• **What the task asks**
Search the listing below for the word "this" and copy each line that holds it.

* Begin Data entries *

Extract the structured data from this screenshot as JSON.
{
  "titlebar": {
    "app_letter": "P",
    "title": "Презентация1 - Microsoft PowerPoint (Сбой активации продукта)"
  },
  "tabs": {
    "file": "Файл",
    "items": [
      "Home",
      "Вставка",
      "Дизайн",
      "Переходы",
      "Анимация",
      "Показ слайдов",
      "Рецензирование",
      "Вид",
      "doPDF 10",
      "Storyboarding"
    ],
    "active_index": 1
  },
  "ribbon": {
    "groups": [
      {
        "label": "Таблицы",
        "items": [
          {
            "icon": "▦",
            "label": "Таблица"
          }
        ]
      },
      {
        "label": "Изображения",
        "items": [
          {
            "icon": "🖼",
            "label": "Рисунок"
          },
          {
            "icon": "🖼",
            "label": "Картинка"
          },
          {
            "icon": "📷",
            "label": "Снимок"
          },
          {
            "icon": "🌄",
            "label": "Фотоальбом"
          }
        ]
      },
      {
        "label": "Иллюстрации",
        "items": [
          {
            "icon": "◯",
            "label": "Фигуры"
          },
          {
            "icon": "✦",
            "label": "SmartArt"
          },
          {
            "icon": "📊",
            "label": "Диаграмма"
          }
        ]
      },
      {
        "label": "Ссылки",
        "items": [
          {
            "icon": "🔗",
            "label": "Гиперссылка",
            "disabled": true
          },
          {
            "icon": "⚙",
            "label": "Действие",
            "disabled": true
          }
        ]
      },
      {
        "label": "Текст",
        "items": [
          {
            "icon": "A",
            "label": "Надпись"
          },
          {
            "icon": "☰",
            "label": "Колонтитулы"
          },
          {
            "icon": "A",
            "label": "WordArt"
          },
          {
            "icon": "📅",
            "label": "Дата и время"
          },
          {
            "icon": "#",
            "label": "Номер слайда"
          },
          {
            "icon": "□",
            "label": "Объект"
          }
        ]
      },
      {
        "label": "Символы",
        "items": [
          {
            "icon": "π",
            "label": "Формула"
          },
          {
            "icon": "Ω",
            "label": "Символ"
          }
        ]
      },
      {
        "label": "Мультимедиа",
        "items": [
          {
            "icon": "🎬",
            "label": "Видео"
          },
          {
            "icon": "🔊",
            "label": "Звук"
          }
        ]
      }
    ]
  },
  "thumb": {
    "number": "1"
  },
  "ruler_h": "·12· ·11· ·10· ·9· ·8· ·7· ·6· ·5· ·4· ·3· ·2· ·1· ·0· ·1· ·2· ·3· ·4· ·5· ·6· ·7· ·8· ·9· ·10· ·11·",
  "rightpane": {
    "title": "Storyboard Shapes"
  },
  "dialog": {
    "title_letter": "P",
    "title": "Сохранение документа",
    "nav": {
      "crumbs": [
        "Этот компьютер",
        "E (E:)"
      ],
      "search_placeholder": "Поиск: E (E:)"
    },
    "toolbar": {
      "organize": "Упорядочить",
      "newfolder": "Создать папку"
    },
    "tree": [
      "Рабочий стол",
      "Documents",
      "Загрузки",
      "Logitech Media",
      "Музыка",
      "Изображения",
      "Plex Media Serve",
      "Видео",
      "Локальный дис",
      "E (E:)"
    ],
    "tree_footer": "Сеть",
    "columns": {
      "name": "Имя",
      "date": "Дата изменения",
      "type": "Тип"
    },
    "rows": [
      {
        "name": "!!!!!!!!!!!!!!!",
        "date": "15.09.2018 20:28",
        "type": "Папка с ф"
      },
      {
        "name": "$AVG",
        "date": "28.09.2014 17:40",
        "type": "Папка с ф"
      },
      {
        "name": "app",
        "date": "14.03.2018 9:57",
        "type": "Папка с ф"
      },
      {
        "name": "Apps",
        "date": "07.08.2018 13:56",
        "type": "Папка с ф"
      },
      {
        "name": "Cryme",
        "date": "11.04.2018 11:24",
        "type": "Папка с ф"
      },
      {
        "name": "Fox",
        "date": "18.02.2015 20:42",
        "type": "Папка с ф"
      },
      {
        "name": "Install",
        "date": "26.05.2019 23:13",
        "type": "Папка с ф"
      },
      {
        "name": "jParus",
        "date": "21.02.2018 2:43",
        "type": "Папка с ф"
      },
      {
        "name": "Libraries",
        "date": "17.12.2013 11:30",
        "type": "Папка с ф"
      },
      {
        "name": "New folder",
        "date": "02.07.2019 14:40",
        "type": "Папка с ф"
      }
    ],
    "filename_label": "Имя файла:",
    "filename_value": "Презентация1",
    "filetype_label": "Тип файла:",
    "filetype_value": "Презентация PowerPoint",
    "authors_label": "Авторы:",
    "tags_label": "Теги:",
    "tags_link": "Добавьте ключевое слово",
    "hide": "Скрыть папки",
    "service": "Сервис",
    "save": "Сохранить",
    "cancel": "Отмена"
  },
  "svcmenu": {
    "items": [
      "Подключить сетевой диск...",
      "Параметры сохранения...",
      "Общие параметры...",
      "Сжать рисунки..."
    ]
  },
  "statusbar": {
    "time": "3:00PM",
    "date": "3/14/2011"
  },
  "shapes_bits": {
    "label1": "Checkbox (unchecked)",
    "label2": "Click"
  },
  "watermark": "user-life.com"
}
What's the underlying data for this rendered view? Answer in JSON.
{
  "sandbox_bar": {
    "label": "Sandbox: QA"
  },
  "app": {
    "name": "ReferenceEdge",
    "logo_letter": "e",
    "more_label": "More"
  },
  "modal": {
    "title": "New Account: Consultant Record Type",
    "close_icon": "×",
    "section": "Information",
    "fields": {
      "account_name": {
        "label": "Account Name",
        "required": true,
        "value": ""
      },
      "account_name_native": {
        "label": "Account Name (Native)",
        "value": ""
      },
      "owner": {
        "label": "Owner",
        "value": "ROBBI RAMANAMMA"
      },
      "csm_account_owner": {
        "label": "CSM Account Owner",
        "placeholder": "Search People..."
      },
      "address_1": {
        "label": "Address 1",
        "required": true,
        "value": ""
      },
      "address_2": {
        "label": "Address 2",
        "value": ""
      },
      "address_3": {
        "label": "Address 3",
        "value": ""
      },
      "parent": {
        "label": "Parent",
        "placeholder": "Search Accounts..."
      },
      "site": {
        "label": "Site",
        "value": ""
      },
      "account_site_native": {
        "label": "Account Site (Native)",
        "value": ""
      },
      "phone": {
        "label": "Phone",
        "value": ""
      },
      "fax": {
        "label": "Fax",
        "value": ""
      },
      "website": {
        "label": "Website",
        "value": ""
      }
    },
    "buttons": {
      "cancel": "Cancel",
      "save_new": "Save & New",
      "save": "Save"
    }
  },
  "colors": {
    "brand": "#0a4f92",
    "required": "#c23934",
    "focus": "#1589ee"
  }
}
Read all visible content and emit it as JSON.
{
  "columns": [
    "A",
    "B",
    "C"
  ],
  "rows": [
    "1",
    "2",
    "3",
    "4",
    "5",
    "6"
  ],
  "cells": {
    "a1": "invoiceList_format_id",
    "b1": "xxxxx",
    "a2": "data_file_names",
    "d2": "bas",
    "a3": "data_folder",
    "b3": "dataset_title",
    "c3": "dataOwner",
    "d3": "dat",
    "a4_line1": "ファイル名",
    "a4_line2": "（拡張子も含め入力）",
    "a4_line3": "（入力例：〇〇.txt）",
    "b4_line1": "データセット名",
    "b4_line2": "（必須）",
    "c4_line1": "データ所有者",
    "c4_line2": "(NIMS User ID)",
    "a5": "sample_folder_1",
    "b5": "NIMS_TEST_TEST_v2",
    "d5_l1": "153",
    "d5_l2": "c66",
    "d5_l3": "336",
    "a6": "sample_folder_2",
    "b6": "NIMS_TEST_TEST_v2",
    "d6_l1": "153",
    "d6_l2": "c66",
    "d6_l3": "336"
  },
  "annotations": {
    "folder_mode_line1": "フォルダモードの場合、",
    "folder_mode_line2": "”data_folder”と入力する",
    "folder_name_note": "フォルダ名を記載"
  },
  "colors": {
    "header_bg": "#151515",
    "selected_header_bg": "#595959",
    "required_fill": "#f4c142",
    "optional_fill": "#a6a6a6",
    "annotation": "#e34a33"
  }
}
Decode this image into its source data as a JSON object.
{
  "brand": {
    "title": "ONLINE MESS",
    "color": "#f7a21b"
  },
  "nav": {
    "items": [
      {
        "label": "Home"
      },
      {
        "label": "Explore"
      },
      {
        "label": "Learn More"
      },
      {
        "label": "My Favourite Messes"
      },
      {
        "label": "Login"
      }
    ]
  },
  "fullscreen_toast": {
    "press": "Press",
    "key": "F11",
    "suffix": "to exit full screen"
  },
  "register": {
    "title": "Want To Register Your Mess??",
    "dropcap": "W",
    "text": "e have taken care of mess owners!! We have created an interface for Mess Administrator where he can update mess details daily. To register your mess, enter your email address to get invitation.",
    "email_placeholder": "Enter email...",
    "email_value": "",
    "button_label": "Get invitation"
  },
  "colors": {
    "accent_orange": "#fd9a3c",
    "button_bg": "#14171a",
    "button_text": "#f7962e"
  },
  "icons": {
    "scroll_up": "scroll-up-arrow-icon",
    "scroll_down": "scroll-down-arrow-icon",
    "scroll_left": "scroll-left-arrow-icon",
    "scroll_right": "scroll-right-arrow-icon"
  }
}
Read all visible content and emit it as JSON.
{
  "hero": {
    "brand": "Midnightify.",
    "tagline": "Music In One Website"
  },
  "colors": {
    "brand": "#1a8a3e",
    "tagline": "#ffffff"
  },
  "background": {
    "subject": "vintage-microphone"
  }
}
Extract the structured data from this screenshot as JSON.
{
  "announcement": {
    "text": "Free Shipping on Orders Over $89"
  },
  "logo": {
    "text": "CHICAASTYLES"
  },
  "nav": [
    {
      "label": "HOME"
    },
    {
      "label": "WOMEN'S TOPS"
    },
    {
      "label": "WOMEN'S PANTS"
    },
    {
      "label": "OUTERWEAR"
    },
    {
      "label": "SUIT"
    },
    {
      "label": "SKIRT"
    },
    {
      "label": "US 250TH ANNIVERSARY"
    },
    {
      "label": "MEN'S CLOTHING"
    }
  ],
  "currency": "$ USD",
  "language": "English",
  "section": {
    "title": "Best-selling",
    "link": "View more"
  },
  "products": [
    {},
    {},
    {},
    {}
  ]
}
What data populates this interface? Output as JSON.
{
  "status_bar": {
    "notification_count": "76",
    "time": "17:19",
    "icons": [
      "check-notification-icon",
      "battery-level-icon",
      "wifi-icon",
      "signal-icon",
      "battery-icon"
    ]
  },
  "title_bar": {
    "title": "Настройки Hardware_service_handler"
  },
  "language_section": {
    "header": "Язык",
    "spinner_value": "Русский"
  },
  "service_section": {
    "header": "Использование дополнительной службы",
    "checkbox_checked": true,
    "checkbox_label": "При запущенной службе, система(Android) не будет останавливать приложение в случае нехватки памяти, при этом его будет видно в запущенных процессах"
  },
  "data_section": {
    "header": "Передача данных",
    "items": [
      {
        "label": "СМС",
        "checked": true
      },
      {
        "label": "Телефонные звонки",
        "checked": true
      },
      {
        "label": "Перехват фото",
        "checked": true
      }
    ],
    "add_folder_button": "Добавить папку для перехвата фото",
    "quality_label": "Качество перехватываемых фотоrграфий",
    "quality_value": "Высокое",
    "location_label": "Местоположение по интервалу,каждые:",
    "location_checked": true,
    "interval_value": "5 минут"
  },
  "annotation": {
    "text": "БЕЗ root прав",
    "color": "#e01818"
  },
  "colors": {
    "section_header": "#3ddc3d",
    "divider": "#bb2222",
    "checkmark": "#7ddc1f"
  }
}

* End Data entries *

• **Exercise output**
Extract the structured data from this screenshot as JSON.
What's the underlying data for this rendered view? Answer in JSON.
Decode this image into its source data as a JSON object.
Extract the structured data from this screenshot as JSON.
What data populates this interface? Output as JSON.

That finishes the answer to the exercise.